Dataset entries
╭──

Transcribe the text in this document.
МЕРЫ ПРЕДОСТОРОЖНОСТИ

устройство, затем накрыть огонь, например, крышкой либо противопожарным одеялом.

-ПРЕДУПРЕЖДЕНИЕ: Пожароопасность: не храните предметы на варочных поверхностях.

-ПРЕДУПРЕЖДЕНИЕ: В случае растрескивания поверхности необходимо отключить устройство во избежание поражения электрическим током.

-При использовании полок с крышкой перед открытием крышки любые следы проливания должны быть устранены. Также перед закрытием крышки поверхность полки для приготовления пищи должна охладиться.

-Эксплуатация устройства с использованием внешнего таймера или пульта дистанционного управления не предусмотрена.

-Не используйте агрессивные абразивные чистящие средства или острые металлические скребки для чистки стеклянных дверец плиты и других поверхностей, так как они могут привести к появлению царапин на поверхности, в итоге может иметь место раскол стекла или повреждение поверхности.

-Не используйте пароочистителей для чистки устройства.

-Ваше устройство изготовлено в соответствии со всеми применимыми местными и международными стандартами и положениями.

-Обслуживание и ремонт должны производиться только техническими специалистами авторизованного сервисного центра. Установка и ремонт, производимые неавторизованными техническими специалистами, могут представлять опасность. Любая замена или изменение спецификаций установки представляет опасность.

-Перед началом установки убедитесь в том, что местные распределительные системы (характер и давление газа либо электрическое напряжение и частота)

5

╰──

■ Written task ■
Go back to the listing above and please repeat it exactly.

■ Response to this exercise ■
Transcribe the text in this document.
МЕРЫ ПРЕДОСТОРОЖНОСТИ

устройство, затем накрыть огонь, например, крышкой либо противопожарным одеялом.

-ПРЕДУПРЕЖДЕНИЕ: Пожароопасность: не храните предметы на варочных поверхностях.

-ПРЕДУПРЕЖДЕНИЕ: В случае растрескивания поверхности необходимо отключить устройство во избежание поражения электрическим током.

-При использовании полок с крышкой перед открытием крышки любые следы проливания должны быть устранены. Также перед закрытием крышки поверхность полки для приготовления пищи должна охладиться.

-Эксплуатация устройства с использованием внешнего таймера или пульта дистанционного управления не предусмотрена.

-Не используйте агрессивные абразивные чистящие средства или острые металлические скребки для чистки стеклянных дверец плиты и других поверхностей, так как они могут привести к появлению царапин на поверхности, в итоге может иметь место раскол стекла или повреждение поверхности.

-Не используйте пароочистителей для чистки устройства.

-Ваше устройство изготовлено в соответствии со всеми применимыми местными и международными стандартами и положениями.

-Обслуживание и ремонт должны производиться только техническими специалистами авторизованного сервисного центра. Установка и ремонт, производимые неавторизованными техническими специалистами, могут представлять опасность. Любая замена или изменение спецификаций установки представляет опасность.

-Перед началом установки убедитесь в том, что местные распределительные системы (характер и давление газа либо электрическое напряжение и частота)

5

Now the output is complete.